* What the task asks *
Produce a verbatim copy of the entries listed below.

* Data shown *
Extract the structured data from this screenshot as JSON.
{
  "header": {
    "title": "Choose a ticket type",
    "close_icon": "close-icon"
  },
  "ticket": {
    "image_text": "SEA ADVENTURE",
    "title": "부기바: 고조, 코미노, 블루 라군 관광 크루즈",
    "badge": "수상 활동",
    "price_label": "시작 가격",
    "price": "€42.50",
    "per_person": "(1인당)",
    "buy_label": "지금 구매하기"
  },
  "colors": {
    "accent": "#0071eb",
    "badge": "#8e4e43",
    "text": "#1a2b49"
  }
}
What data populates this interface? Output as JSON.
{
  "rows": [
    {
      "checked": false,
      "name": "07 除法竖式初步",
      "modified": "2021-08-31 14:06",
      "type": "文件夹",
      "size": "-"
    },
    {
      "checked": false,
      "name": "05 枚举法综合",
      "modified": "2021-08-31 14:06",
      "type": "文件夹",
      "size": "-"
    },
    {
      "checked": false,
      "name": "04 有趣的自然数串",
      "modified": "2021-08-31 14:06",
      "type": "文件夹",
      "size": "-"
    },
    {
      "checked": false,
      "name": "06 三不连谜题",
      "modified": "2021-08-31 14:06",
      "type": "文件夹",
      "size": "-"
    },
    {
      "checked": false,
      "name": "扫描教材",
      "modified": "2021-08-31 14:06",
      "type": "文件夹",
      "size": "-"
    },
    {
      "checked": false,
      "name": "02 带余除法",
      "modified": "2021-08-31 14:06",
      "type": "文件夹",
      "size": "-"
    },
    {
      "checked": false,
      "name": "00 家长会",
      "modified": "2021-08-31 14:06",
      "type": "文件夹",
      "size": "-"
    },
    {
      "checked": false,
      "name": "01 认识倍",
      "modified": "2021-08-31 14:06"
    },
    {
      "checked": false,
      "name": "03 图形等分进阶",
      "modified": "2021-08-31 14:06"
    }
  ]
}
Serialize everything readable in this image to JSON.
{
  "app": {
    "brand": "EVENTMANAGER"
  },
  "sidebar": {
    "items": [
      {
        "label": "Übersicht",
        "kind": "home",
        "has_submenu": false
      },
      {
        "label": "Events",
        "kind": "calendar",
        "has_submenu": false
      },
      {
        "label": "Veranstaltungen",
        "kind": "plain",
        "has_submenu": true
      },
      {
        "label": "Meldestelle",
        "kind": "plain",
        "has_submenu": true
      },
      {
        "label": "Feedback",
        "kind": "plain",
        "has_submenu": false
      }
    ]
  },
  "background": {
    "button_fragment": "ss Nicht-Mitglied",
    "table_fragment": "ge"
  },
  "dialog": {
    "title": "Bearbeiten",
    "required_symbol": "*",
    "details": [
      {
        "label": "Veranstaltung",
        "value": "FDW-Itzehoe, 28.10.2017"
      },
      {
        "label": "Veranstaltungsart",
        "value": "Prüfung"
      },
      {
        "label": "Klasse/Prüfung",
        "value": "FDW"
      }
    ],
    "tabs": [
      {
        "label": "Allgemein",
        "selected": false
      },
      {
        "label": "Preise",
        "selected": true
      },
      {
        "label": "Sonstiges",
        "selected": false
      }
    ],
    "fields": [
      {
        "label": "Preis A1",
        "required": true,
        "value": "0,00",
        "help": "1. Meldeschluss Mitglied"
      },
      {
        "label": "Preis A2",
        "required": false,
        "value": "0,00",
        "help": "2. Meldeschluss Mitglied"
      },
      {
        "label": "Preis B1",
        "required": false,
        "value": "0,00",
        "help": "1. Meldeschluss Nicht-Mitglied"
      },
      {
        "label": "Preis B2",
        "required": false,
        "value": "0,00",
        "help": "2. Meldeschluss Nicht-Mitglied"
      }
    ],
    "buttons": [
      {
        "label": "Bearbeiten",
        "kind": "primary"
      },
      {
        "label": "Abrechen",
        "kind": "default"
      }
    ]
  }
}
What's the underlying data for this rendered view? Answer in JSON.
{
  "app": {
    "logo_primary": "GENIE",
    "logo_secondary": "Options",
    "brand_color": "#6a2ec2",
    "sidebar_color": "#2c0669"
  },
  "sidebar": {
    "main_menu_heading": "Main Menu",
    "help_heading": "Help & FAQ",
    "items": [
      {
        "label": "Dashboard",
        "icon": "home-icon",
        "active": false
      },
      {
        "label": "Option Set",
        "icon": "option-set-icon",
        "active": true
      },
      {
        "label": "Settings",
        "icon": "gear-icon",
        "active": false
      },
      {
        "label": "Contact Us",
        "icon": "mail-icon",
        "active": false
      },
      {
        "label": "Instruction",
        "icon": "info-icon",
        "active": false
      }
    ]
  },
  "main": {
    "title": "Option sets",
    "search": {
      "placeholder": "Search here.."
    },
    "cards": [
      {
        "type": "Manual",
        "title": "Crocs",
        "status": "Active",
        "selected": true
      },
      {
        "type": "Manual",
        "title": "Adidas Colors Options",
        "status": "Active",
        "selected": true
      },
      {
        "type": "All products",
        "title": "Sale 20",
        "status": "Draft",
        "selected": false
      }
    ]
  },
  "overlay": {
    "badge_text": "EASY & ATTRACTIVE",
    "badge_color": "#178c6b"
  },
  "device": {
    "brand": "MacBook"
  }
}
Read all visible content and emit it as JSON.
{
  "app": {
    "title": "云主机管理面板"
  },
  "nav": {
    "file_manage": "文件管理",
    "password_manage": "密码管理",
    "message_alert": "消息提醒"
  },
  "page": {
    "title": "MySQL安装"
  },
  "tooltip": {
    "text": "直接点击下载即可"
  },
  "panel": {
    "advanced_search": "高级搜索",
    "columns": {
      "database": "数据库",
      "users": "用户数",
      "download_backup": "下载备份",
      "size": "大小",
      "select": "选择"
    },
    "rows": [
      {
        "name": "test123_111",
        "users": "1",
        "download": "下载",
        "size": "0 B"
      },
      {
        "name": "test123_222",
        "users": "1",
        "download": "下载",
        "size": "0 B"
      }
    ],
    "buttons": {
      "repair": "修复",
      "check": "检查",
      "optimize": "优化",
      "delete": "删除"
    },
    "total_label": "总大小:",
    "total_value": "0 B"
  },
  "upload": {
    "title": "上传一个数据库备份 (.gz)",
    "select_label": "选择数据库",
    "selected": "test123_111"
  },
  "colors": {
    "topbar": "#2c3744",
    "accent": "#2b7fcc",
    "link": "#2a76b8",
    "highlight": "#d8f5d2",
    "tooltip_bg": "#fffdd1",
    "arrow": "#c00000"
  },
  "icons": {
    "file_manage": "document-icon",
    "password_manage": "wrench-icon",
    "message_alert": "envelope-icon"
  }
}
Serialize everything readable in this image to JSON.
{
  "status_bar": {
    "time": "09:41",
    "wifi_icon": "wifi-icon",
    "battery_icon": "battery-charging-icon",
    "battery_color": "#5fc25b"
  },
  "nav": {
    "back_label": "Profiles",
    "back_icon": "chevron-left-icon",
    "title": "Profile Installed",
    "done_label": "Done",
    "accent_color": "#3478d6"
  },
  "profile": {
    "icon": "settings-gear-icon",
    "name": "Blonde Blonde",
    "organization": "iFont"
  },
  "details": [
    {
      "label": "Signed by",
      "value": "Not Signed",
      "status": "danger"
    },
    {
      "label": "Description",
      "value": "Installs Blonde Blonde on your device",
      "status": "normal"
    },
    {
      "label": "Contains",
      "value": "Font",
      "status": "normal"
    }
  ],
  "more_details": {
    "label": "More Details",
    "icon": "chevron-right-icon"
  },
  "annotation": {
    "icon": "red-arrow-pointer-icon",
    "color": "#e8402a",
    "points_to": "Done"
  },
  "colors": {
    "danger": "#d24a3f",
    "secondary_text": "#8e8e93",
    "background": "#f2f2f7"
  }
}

* Problem solution *
Extract the structured data from this screenshot as JSON.
{
  "header": {
    "title": "Choose a ticket type",
    "close_icon": "close-icon"
  },
  "ticket": {
    "image_text": "SEA ADVENTURE",
    "title": "부기바: 고조, 코미노, 블루 라군 관광 크루즈",
    "badge": "수상 활동",
    "price_label": "시작 가격",
    "price": "€42.50",
    "per_person": "(1인당)",
    "buy_label": "지금 구매하기"
  },
  "colors": {
    "accent": "#0071eb",
    "badge": "#8e4e43",
    "text": "#1a2b49"
  }
}
What data populates this interface? Output as JSON.
{
  "rows": [
    {
      "checked": false,
      "name": "07 除法竖式初步",
      "modified": "2021-08-31 14:06",
      "type": "文件夹",
      "size": "-"
    },
    {
      "checked": false,
      "name": "05 枚举法综合",
      "modified": "2021-08-31 14:06",
      "type": "文件夹",
      "size": "-"
    },
    {
      "checked": false,
      "name": "04 有趣的自然数串",
      "modified": "2021-08-31 14:06",
      "type": "文件夹",
      "size": "-"
    },
    {
      "checked": false,
      "name": "06 三不连谜题",
      "modified": "2021-08-31 14:06",
      "type": "文件夹",
      "size": "-"
    },
    {
      "checked": false,
      "name": "扫描教材",
      "modified": "2021-08-31 14:06",
      "type": "文件夹",
      "size": "-"
    },
    {
      "checked": false,
      "name": "02 带余除法",
      "modified": "2021-08-31 14:06",
      "type": "文件夹",
      "size": "-"
    },
    {
      "checked": false,
      "name": "00 家长会",
      "modified": "2021-08-31 14:06",
      "type": "文件夹",
      "size": "-"
    },
    {
      "checked": false,
      "name": "01 认识倍",
      "modified": "2021-08-31 14:06"
    },
    {
      "checked": false,
      "name": "03 图形等分进阶",
      "modified": "2021-08-31 14:06"
    }
  ]
}
Serialize everything readable in this image to JSON.
{
  "app": {
    "brand": "EVENTMANAGER"
  },
  "sidebar": {
    "items": [
      {
        "label": "Übersicht",
        "kind": "home",
        "has_submenu": false
      },
      {
        "label": "Events",
        "kind": "calendar",
        "has_submenu": false
      },
      {
        "label": "Veranstaltungen",
        "kind": "plain",
        "has_submenu": true
      },
      {
        "label": "Meldestelle",
        "kind": "plain",
        "has_submenu": true
      },
      {
        "label": "Feedback",
        "kind": "plain",
        "has_submenu": false
      }
    ]
  },
  "background": {
    "button_fragment": "ss Nicht-Mitglied",
    "table_fragment": "ge"
  },
  "dialog": {
    "title": "Bearbeiten",
    "required_symbol": "*",
    "details": [
      {
        "label": "Veranstaltung",
        "value": "FDW-Itzehoe, 28.10.2017"
      },
      {
        "label": "Veranstaltungsart",
        "value": "Prüfung"
      },
      {
        "label": "Klasse/Prüfung",
        "value": "FDW"
      }
    ],
    "tabs": [
      {
        "label": "Allgemein",
        "selected": false
      },
      {
        "label": "Preise",
        "selected": true
      },
      {
        "label": "Sonstiges",
        "selected": false
      }
    ],
    "fields": [
      {
        "label": "Preis A1",
        "required": true,
        "value": "0,00",
        "help": "1. Meldeschluss Mitglied"
      },
      {
        "label": "Preis A2",
        "required": false,
        "value": "0,00",
        "help": "2. Meldeschluss Mitglied"
      },
      {
        "label": "Preis B1",
        "required": false,
        "value": "0,00",
        "help": "1. Meldeschluss Nicht-Mitglied"
      },
      {
        "label": "Preis B2",
        "required": false,
        "value": "0,00",
        "help": "2. Meldeschluss Nicht-Mitglied"
      }
    ],
    "buttons": [
      {
        "label": "Bearbeiten",
        "kind": "primary"
      },
      {
        "label": "Abrechen",
        "kind": "default"
      }
    ]
  }
}
What's the underlying data for this rendered view? Answer in JSON.
{
  "app": {
    "logo_primary": "GENIE",
    "logo_secondary": "Options",
    "brand_color": "#6a2ec2",
    "sidebar_color": "#2c0669"
  },
  "sidebar": {
    "main_menu_heading": "Main Menu",
    "help_heading": "Help & FAQ",
    "items": [
      {
        "label": "Dashboard",
        "icon": "home-icon",
        "active": false
      },
      {
        "label": "Option Set",
        "icon": "option-set-icon",
        "active": true
      },
      {
        "label": "Settings",
        "icon": "gear-icon",
        "active": false
      },
      {
        "label": "Contact Us",
        "icon": "mail-icon",
        "active": false
      },
      {
        "label": "Instruction",
        "icon": "info-icon",
        "active": false
      }
    ]
  },
  "main": {
    "title": "Option sets",
    "search": {
      "placeholder": "Search here.."
    },
    "cards": [
      {
        "type": "Manual",
        "title": "Crocs",
        "status": "Active",
        "selected": true
      },
      {
        "type": "Manual",
        "title": "Adidas Colors Options",
        "status": "Active",
        "selected": true
      },
      {
        "type": "All products",
        "title": "Sale 20",
        "status": "Draft",
        "selected": false
      }
    ]
  },
  "overlay": {
    "badge_text": "EASY & ATTRACTIVE",
    "badge_color": "#178c6b"
  },
  "device": {
    "brand": "MacBook"
  }
}
Read all visible content and emit it as JSON.
{
  "app": {
    "title": "云主机管理面板"
  },
  "nav": {
    "file_manage": "文件管理",
    "password_manage": "密码管理",
    "message_alert": "消息提醒"
  },
  "page": {
    "title": "MySQL安装"
  },
  "tooltip": {
    "text": "直接点击下载即可"
  },
  "panel": {
    "advanced_search": "高级搜索",
    "columns": {
      "database": "数据库",
      "users": "用户数",
      "download_backup": "下载备份",
      "size": "大小",
      "select": "选择"
    },
    "rows": [
      {
        "name": "test123_111",
        "users": "1",
        "download": "下载",
        "size": "0 B"
      },
      {
        "name": "test123_222",
        "users": "1",
        "download": "下载",
        "size": "0 B"
      }
    ],
    "buttons": {
      "repair": "修复",
      "check": "检查",
      "optimize": "优化",
      "delete": "删除"
    },
    "total_label": "总大小:",
    "total_value": "0 B"
  },
  "upload": {
    "title": "上传一个数据库备份 (.gz)",
    "select_label": "选择数据库",
    "selected": "test123_111"
  },
  "colors": {
    "topbar": "#2c3744",
    "accent": "#2b7fcc",
    "link": "#2a76b8",
    "highlight": "#d8f5d2",
    "tooltip_bg": "#fffdd1",
    "arrow": "#c00000"
  },
  "icons": {
    "file_manage": "document-icon",
    "password_manage": "wrench-icon",
    "message_alert": "envelope-icon"
  }
}
Serialize everything readable in this image to JSON.
{
  "status_bar": {
    "time": "09:41",
    "wifi_icon": "wifi-icon",
    "battery_icon": "battery-charging-icon",
    "battery_color": "#5fc25b"
  },
  "nav": {
    "back_label": "Profiles",
    "back_icon": "chevron-left-icon",
    "title": "Profile Installed",
    "done_label": "Done",
    "accent_color": "#3478d6"
  },
  "profile": {
    "icon": "settings-gear-icon",
    "name": "Blonde Blonde",
    "organization": "iFont"
  },
  "details": [
    {
      "label": "Signed by",
      "value": "Not Signed",
      "status": "danger"
    },
    {
      "label": "Description",
      "value": "Installs Blonde Blonde on your device",
      "status": "normal"
    },
    {
      "label": "Contains",
      "value": "Font",
      "status": "normal"
    }
  ],
  "more_details": {
    "label": "More Details",
    "icon": "chevron-right-icon"
  },
  "annotation": {
    "icon": "red-arrow-pointer-icon",
    "color": "#e8402a",
    "points_to": "Done"
  },
  "colors": {
    "danger": "#d24a3f",
    "secondary_text": "#8e8e93",
    "background": "#f2f2f7"
  }
}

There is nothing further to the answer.